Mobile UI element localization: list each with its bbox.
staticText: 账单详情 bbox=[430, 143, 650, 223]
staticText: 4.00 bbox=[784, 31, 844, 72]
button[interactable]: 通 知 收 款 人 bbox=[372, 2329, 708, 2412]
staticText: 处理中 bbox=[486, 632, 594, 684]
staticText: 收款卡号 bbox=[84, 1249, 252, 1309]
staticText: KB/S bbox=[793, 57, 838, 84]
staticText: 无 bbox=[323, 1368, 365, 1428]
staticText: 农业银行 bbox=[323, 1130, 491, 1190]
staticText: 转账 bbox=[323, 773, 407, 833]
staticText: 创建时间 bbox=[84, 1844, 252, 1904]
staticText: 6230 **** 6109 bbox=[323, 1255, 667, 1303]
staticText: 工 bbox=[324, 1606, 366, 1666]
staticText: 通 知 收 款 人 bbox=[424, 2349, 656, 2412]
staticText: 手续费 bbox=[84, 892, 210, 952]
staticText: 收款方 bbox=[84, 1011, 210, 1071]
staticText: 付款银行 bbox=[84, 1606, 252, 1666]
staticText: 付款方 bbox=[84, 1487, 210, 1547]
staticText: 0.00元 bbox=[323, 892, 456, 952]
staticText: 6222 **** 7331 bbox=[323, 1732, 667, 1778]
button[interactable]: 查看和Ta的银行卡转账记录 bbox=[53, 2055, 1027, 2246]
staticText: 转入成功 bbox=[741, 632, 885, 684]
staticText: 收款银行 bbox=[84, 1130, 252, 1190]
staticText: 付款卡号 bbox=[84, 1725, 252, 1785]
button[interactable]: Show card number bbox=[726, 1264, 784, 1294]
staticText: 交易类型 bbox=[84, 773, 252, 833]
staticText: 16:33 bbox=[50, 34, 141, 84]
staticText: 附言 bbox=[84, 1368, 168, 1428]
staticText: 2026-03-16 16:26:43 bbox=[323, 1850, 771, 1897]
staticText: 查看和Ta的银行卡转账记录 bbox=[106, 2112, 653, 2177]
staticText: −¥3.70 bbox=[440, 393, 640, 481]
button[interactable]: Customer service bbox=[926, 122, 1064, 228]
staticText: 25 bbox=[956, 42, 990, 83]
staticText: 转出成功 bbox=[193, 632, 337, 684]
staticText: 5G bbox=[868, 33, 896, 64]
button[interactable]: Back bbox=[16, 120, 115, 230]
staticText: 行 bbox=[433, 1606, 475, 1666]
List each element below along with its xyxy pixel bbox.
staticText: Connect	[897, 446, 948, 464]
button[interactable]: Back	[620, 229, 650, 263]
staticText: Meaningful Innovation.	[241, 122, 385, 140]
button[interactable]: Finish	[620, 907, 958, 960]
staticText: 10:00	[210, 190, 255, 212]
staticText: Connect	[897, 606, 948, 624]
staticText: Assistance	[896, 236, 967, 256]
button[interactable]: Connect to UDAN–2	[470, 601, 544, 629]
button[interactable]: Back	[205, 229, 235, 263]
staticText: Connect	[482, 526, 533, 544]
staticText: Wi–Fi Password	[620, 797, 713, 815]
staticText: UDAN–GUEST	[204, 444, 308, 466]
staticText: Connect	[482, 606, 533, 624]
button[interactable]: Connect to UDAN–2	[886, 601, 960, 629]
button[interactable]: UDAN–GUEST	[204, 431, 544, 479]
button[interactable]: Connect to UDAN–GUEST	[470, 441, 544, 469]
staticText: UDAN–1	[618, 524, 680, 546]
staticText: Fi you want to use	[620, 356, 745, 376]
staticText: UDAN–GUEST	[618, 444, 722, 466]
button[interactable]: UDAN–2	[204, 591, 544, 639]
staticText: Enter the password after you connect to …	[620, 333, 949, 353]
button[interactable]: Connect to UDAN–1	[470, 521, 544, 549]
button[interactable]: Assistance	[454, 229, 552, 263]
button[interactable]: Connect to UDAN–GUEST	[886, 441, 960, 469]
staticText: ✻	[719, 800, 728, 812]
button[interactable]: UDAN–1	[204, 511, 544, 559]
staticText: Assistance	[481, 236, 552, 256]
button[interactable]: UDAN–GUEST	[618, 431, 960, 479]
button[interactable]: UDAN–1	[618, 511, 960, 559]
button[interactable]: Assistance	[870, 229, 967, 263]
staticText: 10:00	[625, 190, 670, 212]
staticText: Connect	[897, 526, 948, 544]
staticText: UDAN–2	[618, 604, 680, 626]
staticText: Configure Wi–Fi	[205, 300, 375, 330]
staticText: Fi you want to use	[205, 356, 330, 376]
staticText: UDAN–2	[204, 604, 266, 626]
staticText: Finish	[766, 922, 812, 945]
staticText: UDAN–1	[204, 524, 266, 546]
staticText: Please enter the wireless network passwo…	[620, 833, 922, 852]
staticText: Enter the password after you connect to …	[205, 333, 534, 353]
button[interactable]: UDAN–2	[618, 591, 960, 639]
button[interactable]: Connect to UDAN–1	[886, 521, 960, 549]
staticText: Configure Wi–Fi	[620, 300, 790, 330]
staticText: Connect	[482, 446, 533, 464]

--

TASK BRIEF -
Set out every line of the material above as a Markdown table with two columns, Row and Line, numbering the rows and leaving out blank lines.

THE RESPONSE -
| Row | Line |
|---|---|
| 1 | Mobile UI element localization: list each with its bbox. |
| 2 | staticText: 账单详情 bbox=[430, 143, 650, 223] |
| 3 | staticText: 4.00 bbox=[784, 31, 844, 72] |
| 4 | button[interactable]: 通 知 收 款 人 bbox=[372, 2329, 708, 2412] |
| 5 | staticText: 处理中 bbox=[486, 632, 594, 684] |
| 6 | staticText: 收款卡号 bbox=[84, 1249, 252, 1309] |
| 7 | staticText: KB/S bbox=[793, 57, 838, 84] |
| 8 | staticText: 无 bbox=[323, 1368, 365, 1428] |
| 9 | staticText: 农业银行 bbox=[323, 1130, 491, 1190] |
| 10 | staticText: 转账 bbox=[323, 773, 407, 833] |
| 11 | staticText: 创建时间 bbox=[84, 1844, 252, 1904] |
| 12 | staticText: 6230 **** 6109 bbox=[323, 1255, 667, 1303] |
| 13 | staticText: 工 bbox=[324, 1606, 366, 1666] |
| 14 | staticText: 通 知 收 款 人 bbox=[424, 2349, 656, 2412] |
| 15 | staticText: 手续费 bbox=[84, 892, 210, 952] |
| 16 | staticText: 收款方 bbox=[84, 1011, 210, 1071] |
| 17 | staticText: 付款银行 bbox=[84, 1606, 252, 1666] |
| 18 | staticText: 付款方 bbox=[84, 1487, 210, 1547] |
| 19 | staticText: 0.00元 bbox=[323, 892, 456, 952] |
| 20 | staticText: 6222 **** 7331 bbox=[323, 1732, 667, 1778] |
| 21 | button[interactable]: 查看和Ta的银行卡转账记录 bbox=[53, 2055, 1027, 2246] |
| 22 | staticText: 转入成功 bbox=[741, 632, 885, 684] |
| 23 | staticText: 收款银行 bbox=[84, 1130, 252, 1190] |
| 24 | staticText: 付款卡号 bbox=[84, 1725, 252, 1785] |
| 25 | button[interactable]: Show card number bbox=[726, 1264, 784, 1294] |
| 26 | staticText: 交易类型 bbox=[84, 773, 252, 833] |
| 27 | staticText: 16:33 bbox=[50, 34, 141, 84] |
| 28 | staticText: 附言 bbox=[84, 1368, 168, 1428] |
| 29 | staticText: 2026-03-16 16:26:43 bbox=[323, 1850, 771, 1897] |
| 30 | staticText: 查看和Ta的银行卡转账记录 bbox=[106, 2112, 653, 2177] |
| 31 | staticText: −¥3.70 bbox=[440, 393, 640, 481] |
| 32 | button[interactable]: Customer service bbox=[926, 122, 1064, 228] |
| 33 | staticText: 25 bbox=[956, 42, 990, 83] |
| 34 | staticText: 转出成功 bbox=[193, 632, 337, 684] |
| 35 | staticText: 5G bbox=[868, 33, 896, 64] |
| 36 | button[interactable]: Back bbox=[16, 120, 115, 230] |
| 37 | staticText: 行 bbox=[433, 1606, 475, 1666] |
| 38 | List each element below along with its xyxy pixel bbox. |
| 39 | staticText: Connect	[897, 446, 948, 464] |
| 40 | button[interactable]: Back	[620, 229, 650, 263] |
| 41 | staticText: Meaningful Innovation.	[241, 122, 385, 140] |
| 42 | button[interactable]: Finish	[620, 907, 958, 960] |
| 43 | staticText: 10:00	[210, 190, 255, 212] |
| 44 | staticText: Connect	[897, 606, 948, 624] |
| 45 | staticText: Assistance	[896, 236, 967, 256] |
| 46 | button[interactable]: Connect to UDAN–2	[470, 601, 544, 629] |
| 47 | button[interactable]: Back	[205, 229, 235, 263] |
| 48 | staticText: Connect	[482, 526, 533, 544] |
| 49 | staticText: Wi–Fi Password	[620, 797, 713, 815] |
| 50 | staticText: UDAN–GUEST	[204, 444, 308, 466] |
| 51 | staticText: Connect	[482, 606, 533, 624] |
| 52 | button[interactable]: Connect to UDAN–2	[886, 601, 960, 629] |
| 53 | button[interactable]: UDAN–GUEST	[204, 431, 544, 479] |
| 54 | button[interactable]: Connect to UDAN–GUEST	[470, 441, 544, 469] |
| 55 | staticText: UDAN–1	[618, 524, 680, 546] |
| 56 | staticText: Fi you want to use	[620, 356, 745, 376] |
| 57 | staticText: UDAN–GUEST	[618, 444, 722, 466] |
| 58 | button[interactable]: UDAN–2	[204, 591, 544, 639] |
| 59 | staticText: Enter the password after you connect to …	[620, 333, 949, 353] |
| 60 | button[interactable]: Connect to UDAN–1	[470, 521, 544, 549] |
| 61 | button[interactable]: Assistance	[454, 229, 552, 263] |
| 62 | button[interactable]: Connect to UDAN–GUEST	[886, 441, 960, 469] |
| 63 | staticText: ✻	[719, 800, 728, 812] |
| 64 | button[interactable]: UDAN–1	[204, 511, 544, 559] |
| 65 | staticText: Assistance	[481, 236, 552, 256] |
| 66 | button[interactable]: UDAN–GUEST	[618, 431, 960, 479] |
| 67 | button[interactable]: UDAN–1	[618, 511, 960, 559] |
| 68 | button[interactable]: Assistance	[870, 229, 967, 263] |
| 69 | staticText: 10:00	[625, 190, 670, 212] |
| 70 | staticText: Connect	[897, 526, 948, 544] |
| 71 | staticText: UDAN–2	[618, 604, 680, 626] |
| 72 | staticText: Configure Wi–Fi	[205, 300, 375, 330] |
| 73 | staticText: Fi you want to use	[205, 356, 330, 376] |
| 74 | staticText: UDAN–2	[204, 604, 266, 626] |
| 75 | staticText: Finish	[766, 922, 812, 945] |
| 76 | staticText: UDAN–1	[204, 524, 266, 546] |
| 77 | staticText: Please enter the wireless network passwo…	[620, 833, 922, 852] |
| 78 | staticText: Enter the password after you connect to …	[205, 333, 534, 353] |
| 79 | button[interactable]: UDAN–2	[618, 591, 960, 639] |
| 80 | button[interactable]: Connect to UDAN–1	[886, 521, 960, 549] |
| 81 | staticText: Configure Wi–Fi	[620, 300, 790, 330] |
| 82 | staticText: Connect	[482, 446, 533, 464] |